• **WHAT TO PRODUCE**
Below is a listing. Gather each line of it that contains "Курси".

[Data records]
## BEGIN
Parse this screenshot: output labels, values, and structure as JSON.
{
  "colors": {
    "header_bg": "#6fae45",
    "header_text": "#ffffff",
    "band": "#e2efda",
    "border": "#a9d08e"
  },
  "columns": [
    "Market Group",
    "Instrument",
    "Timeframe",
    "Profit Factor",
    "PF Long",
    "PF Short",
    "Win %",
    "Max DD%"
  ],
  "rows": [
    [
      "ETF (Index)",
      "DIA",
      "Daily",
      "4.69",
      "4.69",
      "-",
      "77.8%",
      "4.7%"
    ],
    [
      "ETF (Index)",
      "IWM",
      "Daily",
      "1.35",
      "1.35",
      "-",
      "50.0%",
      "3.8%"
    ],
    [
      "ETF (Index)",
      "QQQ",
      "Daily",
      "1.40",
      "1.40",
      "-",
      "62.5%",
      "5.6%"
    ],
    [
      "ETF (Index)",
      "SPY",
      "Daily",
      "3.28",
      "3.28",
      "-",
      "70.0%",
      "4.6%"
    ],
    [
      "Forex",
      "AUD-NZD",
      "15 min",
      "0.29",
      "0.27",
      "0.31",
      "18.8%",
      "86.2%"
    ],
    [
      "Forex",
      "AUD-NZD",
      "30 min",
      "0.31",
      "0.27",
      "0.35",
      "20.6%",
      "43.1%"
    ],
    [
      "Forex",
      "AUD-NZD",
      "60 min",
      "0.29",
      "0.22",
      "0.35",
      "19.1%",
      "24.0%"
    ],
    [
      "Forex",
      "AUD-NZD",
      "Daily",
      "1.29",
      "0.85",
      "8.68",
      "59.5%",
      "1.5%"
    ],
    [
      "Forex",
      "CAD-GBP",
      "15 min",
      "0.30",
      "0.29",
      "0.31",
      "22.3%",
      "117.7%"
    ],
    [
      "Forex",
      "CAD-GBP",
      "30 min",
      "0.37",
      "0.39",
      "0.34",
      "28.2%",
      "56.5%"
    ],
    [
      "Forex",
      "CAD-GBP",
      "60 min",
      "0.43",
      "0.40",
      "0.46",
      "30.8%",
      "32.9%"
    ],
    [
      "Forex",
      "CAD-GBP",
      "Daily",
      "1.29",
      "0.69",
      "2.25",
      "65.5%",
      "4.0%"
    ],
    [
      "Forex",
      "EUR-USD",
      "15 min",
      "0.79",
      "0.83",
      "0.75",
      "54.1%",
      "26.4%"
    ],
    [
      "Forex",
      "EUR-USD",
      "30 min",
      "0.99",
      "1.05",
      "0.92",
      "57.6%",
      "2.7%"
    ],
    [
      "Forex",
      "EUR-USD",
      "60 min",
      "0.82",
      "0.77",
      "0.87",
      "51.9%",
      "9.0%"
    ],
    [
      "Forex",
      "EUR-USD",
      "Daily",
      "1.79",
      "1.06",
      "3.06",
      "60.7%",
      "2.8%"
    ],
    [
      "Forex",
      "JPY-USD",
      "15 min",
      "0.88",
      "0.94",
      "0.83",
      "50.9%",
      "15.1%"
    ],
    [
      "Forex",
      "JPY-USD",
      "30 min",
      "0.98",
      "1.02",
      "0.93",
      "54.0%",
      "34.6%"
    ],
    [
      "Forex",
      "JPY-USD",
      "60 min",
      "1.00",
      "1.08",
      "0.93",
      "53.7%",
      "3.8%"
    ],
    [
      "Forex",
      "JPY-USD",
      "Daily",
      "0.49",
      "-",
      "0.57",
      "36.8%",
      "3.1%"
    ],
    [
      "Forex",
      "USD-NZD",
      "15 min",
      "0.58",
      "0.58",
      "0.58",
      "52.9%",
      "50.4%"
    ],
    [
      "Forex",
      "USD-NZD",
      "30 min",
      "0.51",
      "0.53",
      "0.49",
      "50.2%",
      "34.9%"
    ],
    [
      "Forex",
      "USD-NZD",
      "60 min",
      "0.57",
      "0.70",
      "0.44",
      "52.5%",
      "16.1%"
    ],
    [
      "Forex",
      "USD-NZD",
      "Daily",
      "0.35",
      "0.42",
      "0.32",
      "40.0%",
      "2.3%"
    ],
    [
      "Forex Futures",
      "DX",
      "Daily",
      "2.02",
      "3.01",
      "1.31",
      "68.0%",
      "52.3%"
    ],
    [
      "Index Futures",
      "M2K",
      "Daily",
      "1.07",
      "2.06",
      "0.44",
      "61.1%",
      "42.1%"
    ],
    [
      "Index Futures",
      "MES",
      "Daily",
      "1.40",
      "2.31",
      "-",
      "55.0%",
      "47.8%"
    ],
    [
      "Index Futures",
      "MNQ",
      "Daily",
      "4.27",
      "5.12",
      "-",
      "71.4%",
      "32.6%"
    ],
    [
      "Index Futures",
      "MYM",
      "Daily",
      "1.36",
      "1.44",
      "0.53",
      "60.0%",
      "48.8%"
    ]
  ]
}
## END
## BEGIN
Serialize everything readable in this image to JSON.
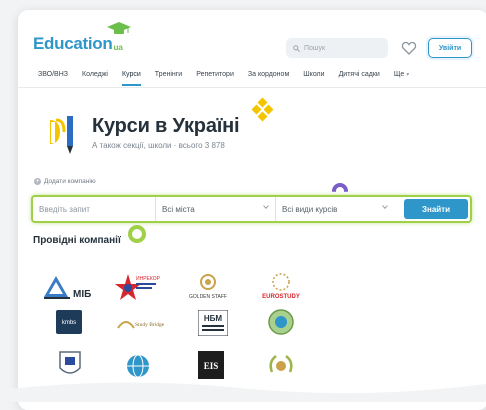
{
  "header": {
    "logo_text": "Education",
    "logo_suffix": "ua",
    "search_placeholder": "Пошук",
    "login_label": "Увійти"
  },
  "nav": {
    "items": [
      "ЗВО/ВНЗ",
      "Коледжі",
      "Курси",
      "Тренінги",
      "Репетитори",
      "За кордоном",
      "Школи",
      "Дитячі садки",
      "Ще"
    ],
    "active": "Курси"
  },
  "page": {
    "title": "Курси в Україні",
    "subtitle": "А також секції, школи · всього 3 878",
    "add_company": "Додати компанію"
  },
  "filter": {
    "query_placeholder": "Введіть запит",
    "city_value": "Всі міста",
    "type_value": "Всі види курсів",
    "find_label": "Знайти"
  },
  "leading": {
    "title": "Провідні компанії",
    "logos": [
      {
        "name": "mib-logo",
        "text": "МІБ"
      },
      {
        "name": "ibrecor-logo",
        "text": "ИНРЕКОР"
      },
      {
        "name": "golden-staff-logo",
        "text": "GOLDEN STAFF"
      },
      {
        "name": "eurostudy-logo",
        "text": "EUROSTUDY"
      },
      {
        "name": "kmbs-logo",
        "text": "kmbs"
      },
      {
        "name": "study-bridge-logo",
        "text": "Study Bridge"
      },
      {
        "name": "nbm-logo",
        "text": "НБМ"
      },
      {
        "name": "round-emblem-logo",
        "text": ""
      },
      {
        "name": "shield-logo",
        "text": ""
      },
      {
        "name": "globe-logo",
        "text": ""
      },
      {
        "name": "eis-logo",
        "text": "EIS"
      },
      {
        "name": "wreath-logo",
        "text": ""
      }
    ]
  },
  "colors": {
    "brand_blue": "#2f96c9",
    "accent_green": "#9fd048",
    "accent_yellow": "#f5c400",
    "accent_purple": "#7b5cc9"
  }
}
## END
• **SOLUTION TO THIS PROBLEM**
      "Курси",
    "active": "Курси"
    "title": "Курси в Україні",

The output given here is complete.